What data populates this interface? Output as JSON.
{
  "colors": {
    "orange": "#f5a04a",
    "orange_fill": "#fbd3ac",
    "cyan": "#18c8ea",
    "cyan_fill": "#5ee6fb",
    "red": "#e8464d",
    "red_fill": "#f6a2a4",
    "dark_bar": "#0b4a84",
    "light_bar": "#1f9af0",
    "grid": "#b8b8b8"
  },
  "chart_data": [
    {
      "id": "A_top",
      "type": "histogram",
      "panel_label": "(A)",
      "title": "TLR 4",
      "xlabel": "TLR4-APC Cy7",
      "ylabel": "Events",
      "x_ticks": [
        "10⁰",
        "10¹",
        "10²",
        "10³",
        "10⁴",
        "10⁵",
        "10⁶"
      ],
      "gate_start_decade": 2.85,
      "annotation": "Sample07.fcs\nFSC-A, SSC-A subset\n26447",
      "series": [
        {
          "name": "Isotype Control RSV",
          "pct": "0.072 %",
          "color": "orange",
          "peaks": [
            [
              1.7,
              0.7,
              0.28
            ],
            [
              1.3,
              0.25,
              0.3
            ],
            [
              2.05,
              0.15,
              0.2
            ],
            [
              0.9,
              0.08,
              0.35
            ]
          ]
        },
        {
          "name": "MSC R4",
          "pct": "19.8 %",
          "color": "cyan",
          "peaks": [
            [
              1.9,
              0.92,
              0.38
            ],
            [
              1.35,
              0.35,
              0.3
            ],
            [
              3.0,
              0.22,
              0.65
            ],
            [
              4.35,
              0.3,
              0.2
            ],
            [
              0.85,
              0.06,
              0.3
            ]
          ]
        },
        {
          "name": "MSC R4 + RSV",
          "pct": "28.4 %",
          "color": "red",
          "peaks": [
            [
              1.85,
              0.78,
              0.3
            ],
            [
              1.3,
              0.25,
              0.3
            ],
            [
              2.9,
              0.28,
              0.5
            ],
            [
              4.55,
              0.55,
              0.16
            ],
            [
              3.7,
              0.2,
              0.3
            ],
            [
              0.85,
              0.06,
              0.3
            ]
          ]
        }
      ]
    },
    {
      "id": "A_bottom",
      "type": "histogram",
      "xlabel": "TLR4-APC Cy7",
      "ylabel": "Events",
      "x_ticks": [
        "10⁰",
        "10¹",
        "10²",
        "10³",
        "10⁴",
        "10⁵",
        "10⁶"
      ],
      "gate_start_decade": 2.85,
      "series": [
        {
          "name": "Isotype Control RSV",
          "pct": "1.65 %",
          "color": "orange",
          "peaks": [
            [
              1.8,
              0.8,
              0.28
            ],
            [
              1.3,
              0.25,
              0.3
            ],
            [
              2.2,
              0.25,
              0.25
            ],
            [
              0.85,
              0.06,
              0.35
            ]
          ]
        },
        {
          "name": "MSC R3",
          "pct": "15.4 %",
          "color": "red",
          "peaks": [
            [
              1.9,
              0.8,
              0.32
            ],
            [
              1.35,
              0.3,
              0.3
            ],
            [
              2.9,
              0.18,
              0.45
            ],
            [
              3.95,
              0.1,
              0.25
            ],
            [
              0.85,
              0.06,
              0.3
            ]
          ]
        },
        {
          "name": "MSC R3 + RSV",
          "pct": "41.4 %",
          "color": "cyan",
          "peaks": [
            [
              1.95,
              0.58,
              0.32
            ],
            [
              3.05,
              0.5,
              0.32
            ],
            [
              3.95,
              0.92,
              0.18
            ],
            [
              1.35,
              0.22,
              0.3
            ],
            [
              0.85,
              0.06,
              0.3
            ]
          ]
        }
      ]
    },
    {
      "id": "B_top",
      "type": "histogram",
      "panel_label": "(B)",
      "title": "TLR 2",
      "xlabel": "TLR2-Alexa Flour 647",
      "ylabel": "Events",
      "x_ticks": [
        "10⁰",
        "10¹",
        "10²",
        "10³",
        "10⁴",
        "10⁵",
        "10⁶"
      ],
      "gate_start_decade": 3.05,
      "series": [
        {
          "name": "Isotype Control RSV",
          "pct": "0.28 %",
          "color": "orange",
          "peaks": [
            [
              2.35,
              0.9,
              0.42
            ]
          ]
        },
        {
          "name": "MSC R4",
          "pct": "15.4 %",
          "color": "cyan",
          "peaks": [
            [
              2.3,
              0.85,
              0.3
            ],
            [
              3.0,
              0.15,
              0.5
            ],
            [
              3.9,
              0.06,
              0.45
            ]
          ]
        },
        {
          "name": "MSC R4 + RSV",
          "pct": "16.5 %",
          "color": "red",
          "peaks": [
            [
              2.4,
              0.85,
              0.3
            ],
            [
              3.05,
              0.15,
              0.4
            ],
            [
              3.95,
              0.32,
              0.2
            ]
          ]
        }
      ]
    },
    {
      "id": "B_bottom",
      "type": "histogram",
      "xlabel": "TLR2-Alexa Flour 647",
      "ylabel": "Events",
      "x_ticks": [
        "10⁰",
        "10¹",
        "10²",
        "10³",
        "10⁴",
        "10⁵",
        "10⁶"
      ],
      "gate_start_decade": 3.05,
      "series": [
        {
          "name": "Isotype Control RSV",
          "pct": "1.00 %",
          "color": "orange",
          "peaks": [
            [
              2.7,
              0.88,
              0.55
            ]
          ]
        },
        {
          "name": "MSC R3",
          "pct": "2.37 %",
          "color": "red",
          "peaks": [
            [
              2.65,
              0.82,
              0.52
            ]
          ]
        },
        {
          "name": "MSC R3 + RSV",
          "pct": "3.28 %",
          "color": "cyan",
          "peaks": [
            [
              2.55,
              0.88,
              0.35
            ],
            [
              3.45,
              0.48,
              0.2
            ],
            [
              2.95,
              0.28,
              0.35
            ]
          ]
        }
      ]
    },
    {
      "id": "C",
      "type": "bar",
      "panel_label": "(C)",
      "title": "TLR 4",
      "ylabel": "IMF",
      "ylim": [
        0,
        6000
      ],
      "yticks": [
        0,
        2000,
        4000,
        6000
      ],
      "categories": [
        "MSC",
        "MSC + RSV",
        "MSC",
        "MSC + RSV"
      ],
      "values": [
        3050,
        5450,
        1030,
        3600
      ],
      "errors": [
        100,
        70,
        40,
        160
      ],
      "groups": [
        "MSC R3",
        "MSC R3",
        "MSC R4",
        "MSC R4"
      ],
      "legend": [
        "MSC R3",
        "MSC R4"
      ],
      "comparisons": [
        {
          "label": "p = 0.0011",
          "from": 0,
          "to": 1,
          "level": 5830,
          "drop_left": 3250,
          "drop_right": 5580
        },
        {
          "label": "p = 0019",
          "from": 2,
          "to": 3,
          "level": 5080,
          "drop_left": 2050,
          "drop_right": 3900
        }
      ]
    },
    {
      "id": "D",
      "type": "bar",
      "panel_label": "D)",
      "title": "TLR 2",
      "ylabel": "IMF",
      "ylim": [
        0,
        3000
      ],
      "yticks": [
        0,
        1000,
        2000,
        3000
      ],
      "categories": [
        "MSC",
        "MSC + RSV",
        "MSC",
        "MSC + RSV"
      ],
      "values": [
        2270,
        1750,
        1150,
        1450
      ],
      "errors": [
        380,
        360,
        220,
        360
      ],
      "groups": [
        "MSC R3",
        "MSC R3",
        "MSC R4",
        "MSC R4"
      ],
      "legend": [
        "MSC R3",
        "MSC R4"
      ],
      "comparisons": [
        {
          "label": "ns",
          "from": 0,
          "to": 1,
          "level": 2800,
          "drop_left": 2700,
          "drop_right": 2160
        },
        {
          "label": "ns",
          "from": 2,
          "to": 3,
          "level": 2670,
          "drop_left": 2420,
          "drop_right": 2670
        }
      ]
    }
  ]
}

────────────────────

Set exercise
All of the entries above need to be reproduced exactly.

Result of this exercise
What data populates this interface? Output as JSON.
{
  "colors": {
    "orange": "#f5a04a",
    "orange_fill": "#fbd3ac",
    "cyan": "#18c8ea",
    "cyan_fill": "#5ee6fb",
    "red": "#e8464d",
    "red_fill": "#f6a2a4",
    "dark_bar": "#0b4a84",
    "light_bar": "#1f9af0",
    "grid": "#b8b8b8"
  },
  "chart_data": [
    {
      "id": "A_top",
      "type": "histogram",
      "panel_label": "(A)",
      "title": "TLR 4",
      "xlabel": "TLR4-APC Cy7",
      "ylabel": "Events",
      "x_ticks": [
        "10⁰",
        "10¹",
        "10²",
        "10³",
        "10⁴",
        "10⁵",
        "10⁶"
      ],
      "gate_start_decade": 2.85,
      "annotation": "Sample07.fcs\nFSC-A, SSC-A subset\n26447",
      "series": [
        {
          "name": "Isotype Control RSV",
          "pct": "0.072 %",
          "color": "orange",
          "peaks": [
            [
              1.7,
              0.7,
              0.28
            ],
            [
              1.3,
              0.25,
              0.3
            ],
            [
              2.05,
              0.15,
              0.2
            ],
            [
              0.9,
              0.08,
              0.35
            ]
          ]
        },
        {
          "name": "MSC R4",
          "pct": "19.8 %",
          "color": "cyan",
          "peaks": [
            [
              1.9,
              0.92,
              0.38
            ],
            [
              1.35,
              0.35,
              0.3
            ],
            [
              3.0,
              0.22,
              0.65
            ],
            [
              4.35,
              0.3,
              0.2
            ],
            [
              0.85,
              0.06,
              0.3
            ]
          ]
        },
        {
          "name": "MSC R4 + RSV",
          "pct": "28.4 %",
          "color": "red",
          "peaks": [
            [
              1.85,
              0.78,
              0.3
            ],
            [
              1.3,
              0.25,
              0.3
            ],
            [
              2.9,
              0.28,
              0.5
            ],
            [
              4.55,
              0.55,
              0.16
            ],
            [
              3.7,
              0.2,
              0.3
            ],
            [
              0.85,
              0.06,
              0.3
            ]
          ]
        }
      ]
    },
    {
      "id": "A_bottom",
      "type": "histogram",
      "xlabel": "TLR4-APC Cy7",
      "ylabel": "Events",
      "x_ticks": [
        "10⁰",
        "10¹",
        "10²",
        "10³",
        "10⁴",
        "10⁵",
        "10⁶"
      ],
      "gate_start_decade": 2.85,
      "series": [
        {
          "name": "Isotype Control RSV",
          "pct": "1.65 %",
          "color": "orange",
          "peaks": [
            [
              1.8,
              0.8,
              0.28
            ],
            [
              1.3,
              0.25,
              0.3
            ],
            [
              2.2,
              0.25,
              0.25
            ],
            [
              0.85,
              0.06,
              0.35
            ]
          ]
        },
        {
          "name": "MSC R3",
          "pct": "15.4 %",
          "color": "red",
          "peaks": [
            [
              1.9,
              0.8,
              0.32
            ],
            [
              1.35,
              0.3,
              0.3
            ],
            [
              2.9,
              0.18,
              0.45
            ],
            [
              3.95,
              0.1,
              0.25
            ],
            [
              0.85,
              0.06,
              0.3
            ]
          ]
        },
        {
          "name": "MSC R3 + RSV",
          "pct": "41.4 %",
          "color": "cyan",
          "peaks": [
            [
              1.95,
              0.58,
              0.32
            ],
            [
              3.05,
              0.5,
              0.32
            ],
            [
              3.95,
              0.92,
              0.18
            ],
            [
              1.35,
              0.22,
              0.3
            ],
            [
              0.85,
              0.06,
              0.3
            ]
          ]
        }
      ]
    },
    {
      "id": "B_top",
      "type": "histogram",
      "panel_label": "(B)",
      "title": "TLR 2",
      "xlabel": "TLR2-Alexa Flour 647",
      "ylabel": "Events",
      "x_ticks": [
        "10⁰",
        "10¹",
        "10²",
        "10³",
        "10⁴",
        "10⁵",
        "10⁶"
      ],
      "gate_start_decade": 3.05,
      "series": [
        {
          "name": "Isotype Control RSV",
          "pct": "0.28 %",
          "color": "orange",
          "peaks": [
            [
              2.35,
              0.9,
              0.42
            ]
          ]
        },
        {
          "name": "MSC R4",
          "pct": "15.4 %",
          "color": "cyan",
          "peaks": [
            [
              2.3,
              0.85,
              0.3
            ],
            [
              3.0,
              0.15,
              0.5
            ],
            [
              3.9,
              0.06,
              0.45
            ]
          ]
        },
        {
          "name": "MSC R4 + RSV",
          "pct": "16.5 %",
          "color": "red",
          "peaks": [
            [
              2.4,
              0.85,
              0.3
            ],
            [
              3.05,
              0.15,
              0.4
            ],
            [
              3.95,
              0.32,
              0.2
            ]
          ]
        }
      ]
    },
    {
      "id": "B_bottom",
      "type": "histogram",
      "xlabel": "TLR2-Alexa Flour 647",
      "ylabel": "Events",
      "x_ticks": [
        "10⁰",
        "10¹",
        "10²",
        "10³",
        "10⁴",
        "10⁵",
        "10⁶"
      ],
      "gate_start_decade": 3.05,
      "series": [
        {
          "name": "Isotype Control RSV",
          "pct": "1.00 %",
          "color": "orange",
          "peaks": [
            [
              2.7,
              0.88,
              0.55
            ]
          ]
        },
        {
          "name": "MSC R3",
          "pct": "2.37 %",
          "color": "red",
          "peaks": [
            [
              2.65,
              0.82,
              0.52
            ]
          ]
        },
        {
          "name": "MSC R3 + RSV",
          "pct": "3.28 %",
          "color": "cyan",
          "peaks": [
            [
              2.55,
              0.88,
              0.35
            ],
            [
              3.45,
              0.48,
              0.2
            ],
            [
              2.95,
              0.28,
              0.35
            ]
          ]
        }
      ]
    },
    {
      "id": "C",
      "type": "bar",
      "panel_label": "(C)",
      "title": "TLR 4",
      "ylabel": "IMF",
      "ylim": [
        0,
        6000
      ],
      "yticks": [
        0,
        2000,
        4000,
        6000
      ],
      "categories": [
        "MSC",
        "MSC + RSV",
        "MSC",
        "MSC + RSV"
      ],
      "values": [
        3050,
        5450,
        1030,
        3600
      ],
      "errors": [
        100,
        70,
        40,
        160
      ],
      "groups": [
        "MSC R3",
        "MSC R3",
        "MSC R4",
        "MSC R4"
      ],
      "legend": [
        "MSC R3",
        "MSC R4"
      ],
      "comparisons": [
        {
          "label": "p = 0.0011",
          "from": 0,
          "to": 1,
          "level": 5830,
          "drop_left": 3250,
          "drop_right": 5580
        },
        {
          "label": "p = 0019",
          "from": 2,
          "to": 3,
          "level": 5080,
          "drop_left": 2050,
          "drop_right": 3900
        }
      ]
    },
    {
      "id": "D",
      "type": "bar",
      "panel_label": "D)",
      "title": "TLR 2",
      "ylabel": "IMF",
      "ylim": [
        0,
        3000
      ],
      "yticks": [
        0,
        1000,
        2000,
        3000
      ],
      "categories": [
        "MSC",
        "MSC + RSV",
        "MSC",
        "MSC + RSV"
      ],
      "values": [
        2270,
        1750,
        1150,
        1450
      ],
      "errors": [
        380,
        360,
        220,
        360
      ],
      "groups": [
        "MSC R3",
        "MSC R3",
        "MSC R4",
        "MSC R4"
      ],
      "legend": [
        "MSC R3",
        "MSC R4"
      ],
      "comparisons": [
        {
          "label": "ns",
          "from": 0,
          "to": 1,
          "level": 2800,
          "drop_left": 2700,
          "drop_right": 2160
        },
        {
          "label": "ns",
          "from": 2,
          "to": 3,
          "level": 2670,
          "drop_left": 2420,
          "drop_right": 2670
        }
      ]
    }
  ]
}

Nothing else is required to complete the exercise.